▸ AIM: Find the word "Iniciar" in the data. Return every line where it appears.
* Begin DATA SHOWN *
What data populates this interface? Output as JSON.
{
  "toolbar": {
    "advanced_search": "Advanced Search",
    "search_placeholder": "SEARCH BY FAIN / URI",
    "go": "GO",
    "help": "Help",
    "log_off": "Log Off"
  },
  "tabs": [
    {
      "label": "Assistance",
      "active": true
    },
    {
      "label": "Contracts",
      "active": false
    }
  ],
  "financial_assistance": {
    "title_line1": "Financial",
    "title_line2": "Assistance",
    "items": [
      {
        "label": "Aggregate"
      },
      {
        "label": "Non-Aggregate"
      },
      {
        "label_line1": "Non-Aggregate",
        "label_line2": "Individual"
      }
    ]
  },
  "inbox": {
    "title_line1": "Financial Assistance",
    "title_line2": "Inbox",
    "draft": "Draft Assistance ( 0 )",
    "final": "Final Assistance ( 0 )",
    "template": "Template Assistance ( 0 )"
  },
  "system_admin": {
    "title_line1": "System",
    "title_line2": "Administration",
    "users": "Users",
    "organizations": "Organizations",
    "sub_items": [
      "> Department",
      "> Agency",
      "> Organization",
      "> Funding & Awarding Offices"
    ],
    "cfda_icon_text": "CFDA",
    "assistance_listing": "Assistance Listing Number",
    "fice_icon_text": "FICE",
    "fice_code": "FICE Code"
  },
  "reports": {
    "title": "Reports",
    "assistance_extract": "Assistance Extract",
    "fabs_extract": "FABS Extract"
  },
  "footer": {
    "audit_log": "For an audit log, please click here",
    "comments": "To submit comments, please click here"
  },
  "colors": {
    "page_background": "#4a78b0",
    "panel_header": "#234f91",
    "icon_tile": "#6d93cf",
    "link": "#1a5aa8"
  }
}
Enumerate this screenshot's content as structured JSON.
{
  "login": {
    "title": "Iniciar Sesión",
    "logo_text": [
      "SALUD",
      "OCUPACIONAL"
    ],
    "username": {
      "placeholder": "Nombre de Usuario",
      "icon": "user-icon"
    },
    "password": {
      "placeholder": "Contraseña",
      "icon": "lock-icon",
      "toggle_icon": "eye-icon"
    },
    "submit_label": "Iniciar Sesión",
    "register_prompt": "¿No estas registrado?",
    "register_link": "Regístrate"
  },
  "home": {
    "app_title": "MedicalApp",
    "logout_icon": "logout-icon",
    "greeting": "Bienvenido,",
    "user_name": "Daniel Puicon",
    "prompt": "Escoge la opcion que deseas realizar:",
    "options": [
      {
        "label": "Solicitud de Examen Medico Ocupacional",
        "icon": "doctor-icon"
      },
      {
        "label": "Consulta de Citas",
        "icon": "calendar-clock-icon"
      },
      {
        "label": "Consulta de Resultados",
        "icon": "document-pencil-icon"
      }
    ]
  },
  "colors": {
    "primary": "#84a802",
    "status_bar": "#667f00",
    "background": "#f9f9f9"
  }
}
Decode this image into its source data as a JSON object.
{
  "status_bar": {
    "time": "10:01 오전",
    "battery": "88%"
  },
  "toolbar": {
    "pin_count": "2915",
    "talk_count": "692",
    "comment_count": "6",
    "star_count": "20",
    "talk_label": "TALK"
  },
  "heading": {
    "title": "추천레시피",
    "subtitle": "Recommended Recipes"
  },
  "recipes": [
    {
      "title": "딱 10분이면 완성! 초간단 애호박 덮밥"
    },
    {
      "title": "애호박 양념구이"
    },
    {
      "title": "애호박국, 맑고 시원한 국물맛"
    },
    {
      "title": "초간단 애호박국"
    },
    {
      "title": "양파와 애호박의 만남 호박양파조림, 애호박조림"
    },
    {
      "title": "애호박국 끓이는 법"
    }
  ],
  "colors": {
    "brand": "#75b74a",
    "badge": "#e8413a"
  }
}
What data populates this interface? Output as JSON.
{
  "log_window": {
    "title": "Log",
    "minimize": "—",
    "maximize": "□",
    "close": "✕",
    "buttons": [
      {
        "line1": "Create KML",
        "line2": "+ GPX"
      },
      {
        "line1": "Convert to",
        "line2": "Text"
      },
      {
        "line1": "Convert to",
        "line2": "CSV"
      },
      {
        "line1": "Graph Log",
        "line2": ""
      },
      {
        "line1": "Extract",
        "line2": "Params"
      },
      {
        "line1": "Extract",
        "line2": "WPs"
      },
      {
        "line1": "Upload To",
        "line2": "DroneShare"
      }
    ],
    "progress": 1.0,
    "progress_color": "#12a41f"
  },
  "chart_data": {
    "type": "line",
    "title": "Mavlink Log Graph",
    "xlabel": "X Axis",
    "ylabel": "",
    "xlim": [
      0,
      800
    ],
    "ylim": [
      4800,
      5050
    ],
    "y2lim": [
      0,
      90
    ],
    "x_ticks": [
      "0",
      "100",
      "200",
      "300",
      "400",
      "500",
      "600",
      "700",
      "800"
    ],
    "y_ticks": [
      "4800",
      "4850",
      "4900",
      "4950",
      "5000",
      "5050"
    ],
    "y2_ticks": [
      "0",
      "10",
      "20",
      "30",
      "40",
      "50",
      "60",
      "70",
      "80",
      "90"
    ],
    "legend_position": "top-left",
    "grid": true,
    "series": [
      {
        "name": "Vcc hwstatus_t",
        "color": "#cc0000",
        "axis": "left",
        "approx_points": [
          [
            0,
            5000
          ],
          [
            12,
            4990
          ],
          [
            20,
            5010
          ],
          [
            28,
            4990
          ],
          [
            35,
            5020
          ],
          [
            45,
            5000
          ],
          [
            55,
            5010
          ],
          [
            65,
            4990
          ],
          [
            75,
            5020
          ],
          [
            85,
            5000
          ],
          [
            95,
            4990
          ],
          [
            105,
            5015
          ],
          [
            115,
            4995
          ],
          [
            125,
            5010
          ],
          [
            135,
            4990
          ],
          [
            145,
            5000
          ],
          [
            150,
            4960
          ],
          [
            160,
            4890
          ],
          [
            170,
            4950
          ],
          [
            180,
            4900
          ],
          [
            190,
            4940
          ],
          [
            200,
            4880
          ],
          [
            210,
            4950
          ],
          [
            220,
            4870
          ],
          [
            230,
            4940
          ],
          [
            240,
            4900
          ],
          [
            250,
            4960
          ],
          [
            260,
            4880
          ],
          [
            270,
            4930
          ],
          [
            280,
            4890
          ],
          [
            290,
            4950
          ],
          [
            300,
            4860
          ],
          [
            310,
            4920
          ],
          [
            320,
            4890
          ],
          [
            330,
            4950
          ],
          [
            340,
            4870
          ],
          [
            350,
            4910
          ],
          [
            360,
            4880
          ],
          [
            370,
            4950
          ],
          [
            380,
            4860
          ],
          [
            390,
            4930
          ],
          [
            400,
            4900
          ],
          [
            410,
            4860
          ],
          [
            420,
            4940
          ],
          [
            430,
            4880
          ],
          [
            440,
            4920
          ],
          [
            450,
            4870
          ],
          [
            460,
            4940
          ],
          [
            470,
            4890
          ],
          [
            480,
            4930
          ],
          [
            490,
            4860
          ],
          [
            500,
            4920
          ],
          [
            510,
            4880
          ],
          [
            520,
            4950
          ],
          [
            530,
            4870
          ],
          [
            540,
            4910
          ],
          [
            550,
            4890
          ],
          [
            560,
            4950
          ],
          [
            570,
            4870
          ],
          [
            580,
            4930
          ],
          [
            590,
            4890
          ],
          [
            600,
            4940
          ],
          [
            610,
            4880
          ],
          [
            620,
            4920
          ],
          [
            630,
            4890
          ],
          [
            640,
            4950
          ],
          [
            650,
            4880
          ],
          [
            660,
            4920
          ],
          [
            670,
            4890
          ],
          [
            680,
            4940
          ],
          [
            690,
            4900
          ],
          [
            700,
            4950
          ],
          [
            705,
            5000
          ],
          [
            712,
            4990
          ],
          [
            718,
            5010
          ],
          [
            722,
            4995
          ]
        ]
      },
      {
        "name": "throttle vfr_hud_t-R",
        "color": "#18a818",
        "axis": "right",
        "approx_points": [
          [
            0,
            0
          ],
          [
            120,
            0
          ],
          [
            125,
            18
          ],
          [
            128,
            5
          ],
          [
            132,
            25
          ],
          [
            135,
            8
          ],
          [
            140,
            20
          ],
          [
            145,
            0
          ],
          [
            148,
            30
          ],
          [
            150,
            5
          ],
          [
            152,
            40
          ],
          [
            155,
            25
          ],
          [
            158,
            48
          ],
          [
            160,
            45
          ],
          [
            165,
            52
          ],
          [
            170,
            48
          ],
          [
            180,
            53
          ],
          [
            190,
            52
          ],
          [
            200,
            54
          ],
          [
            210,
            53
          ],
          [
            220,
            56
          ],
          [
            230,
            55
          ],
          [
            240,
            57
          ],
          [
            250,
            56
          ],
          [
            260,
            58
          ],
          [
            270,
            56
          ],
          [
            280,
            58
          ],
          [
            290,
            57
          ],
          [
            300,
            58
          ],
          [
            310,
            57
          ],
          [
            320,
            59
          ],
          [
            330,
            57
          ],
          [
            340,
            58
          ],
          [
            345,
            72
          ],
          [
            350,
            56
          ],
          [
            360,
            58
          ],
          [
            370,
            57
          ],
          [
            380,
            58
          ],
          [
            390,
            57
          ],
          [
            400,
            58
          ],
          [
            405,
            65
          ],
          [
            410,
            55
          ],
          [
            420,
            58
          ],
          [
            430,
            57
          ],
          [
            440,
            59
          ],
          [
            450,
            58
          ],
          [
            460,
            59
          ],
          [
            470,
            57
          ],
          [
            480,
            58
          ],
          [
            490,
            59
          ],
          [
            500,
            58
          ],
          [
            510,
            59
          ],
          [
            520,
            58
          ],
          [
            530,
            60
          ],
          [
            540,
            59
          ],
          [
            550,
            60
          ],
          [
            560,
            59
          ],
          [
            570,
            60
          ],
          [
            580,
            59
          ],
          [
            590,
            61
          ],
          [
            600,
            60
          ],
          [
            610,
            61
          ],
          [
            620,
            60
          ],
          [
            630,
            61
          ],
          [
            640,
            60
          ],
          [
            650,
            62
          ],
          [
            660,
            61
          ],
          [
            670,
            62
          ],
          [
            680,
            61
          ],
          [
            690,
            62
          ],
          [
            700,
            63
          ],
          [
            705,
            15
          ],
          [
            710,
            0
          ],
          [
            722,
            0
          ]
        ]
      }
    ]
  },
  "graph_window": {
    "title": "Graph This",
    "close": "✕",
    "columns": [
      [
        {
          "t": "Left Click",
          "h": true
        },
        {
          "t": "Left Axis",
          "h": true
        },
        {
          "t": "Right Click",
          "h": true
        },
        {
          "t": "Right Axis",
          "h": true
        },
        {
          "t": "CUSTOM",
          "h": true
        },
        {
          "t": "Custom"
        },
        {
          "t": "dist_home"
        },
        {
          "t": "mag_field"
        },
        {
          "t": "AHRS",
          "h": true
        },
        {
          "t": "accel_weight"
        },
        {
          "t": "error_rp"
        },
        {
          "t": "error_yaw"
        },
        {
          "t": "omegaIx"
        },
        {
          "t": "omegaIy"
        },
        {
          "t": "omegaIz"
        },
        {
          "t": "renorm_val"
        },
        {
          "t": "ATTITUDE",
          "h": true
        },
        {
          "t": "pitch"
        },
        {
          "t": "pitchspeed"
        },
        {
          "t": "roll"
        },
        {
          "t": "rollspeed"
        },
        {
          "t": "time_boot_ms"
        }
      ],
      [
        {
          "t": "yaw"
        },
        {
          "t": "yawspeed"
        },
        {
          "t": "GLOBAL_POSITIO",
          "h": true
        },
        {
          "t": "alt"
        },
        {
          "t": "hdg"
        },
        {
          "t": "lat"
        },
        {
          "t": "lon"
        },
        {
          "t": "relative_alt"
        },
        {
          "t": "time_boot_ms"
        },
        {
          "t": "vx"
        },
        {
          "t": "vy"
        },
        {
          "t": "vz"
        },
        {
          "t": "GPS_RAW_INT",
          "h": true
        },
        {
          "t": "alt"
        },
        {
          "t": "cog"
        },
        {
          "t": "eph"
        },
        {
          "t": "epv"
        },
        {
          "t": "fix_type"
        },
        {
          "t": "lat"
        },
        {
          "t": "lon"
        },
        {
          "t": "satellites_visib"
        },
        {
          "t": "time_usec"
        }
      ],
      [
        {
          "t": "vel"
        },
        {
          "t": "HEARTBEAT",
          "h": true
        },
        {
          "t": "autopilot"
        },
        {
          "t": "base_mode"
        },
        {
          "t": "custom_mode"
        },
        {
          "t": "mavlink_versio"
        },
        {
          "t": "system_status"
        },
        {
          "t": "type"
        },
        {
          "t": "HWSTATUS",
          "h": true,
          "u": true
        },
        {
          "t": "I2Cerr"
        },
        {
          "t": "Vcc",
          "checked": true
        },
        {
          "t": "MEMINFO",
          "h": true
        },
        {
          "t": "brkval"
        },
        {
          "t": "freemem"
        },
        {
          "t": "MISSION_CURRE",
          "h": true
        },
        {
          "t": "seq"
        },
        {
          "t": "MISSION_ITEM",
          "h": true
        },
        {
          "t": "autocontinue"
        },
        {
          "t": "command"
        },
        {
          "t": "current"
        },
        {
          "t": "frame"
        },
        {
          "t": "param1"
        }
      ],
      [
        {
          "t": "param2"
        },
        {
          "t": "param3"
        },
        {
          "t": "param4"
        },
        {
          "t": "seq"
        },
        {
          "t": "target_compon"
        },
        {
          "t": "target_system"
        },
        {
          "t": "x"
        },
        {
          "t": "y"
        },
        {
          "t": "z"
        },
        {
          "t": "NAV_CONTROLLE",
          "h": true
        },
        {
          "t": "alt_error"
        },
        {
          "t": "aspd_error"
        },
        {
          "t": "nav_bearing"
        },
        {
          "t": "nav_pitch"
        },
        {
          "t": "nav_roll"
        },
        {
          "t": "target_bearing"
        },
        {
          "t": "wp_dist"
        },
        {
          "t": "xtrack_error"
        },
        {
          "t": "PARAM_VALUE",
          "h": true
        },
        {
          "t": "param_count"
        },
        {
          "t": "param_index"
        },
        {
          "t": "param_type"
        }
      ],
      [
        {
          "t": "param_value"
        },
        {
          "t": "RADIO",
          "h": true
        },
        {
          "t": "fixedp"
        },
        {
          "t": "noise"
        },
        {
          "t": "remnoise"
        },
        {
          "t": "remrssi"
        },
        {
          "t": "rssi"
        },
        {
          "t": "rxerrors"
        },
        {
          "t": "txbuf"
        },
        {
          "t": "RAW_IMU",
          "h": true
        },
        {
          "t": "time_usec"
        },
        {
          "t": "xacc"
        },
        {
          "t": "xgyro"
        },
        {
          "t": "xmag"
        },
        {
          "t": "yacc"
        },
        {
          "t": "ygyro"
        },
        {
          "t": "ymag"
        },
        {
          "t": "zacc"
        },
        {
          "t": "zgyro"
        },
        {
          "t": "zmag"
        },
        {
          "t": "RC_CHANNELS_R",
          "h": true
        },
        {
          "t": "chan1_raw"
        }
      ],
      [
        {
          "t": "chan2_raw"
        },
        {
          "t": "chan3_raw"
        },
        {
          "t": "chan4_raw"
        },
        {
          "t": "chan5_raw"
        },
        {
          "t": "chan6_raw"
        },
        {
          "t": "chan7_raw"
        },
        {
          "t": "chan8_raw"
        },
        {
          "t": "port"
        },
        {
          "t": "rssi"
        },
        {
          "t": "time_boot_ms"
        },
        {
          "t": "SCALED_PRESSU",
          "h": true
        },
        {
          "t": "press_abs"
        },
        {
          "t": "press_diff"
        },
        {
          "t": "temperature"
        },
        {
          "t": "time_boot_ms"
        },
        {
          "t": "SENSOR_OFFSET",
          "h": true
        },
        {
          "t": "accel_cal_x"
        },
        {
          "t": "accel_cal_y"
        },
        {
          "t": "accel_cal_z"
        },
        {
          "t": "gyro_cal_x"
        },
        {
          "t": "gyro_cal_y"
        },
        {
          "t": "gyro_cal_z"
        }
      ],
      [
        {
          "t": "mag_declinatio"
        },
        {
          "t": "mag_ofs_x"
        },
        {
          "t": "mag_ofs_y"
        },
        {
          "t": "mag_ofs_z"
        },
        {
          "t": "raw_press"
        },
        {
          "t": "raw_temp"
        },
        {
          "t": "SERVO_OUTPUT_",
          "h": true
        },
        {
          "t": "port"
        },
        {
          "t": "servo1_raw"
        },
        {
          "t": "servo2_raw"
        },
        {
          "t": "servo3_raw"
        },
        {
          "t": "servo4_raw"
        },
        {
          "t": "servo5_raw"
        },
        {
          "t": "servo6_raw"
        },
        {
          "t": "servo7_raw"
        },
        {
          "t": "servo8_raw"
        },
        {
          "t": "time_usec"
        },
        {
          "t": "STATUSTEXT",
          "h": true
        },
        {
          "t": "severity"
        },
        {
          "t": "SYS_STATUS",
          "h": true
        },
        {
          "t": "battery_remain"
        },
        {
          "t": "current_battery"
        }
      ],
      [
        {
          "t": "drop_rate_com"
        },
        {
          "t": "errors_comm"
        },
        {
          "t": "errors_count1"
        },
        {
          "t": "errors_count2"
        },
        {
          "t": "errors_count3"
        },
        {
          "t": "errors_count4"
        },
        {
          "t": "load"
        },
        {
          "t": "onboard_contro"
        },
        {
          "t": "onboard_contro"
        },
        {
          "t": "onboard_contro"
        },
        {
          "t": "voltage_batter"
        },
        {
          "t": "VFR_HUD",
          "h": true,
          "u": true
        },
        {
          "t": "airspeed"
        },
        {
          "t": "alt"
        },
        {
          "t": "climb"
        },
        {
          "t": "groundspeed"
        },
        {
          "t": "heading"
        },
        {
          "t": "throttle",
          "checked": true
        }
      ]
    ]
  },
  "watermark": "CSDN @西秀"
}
* End DATA SHOWN *
▸ THE RESPONSE:
    "title": "Iniciar Sesión",
    "submit_label": "Iniciar Sesión",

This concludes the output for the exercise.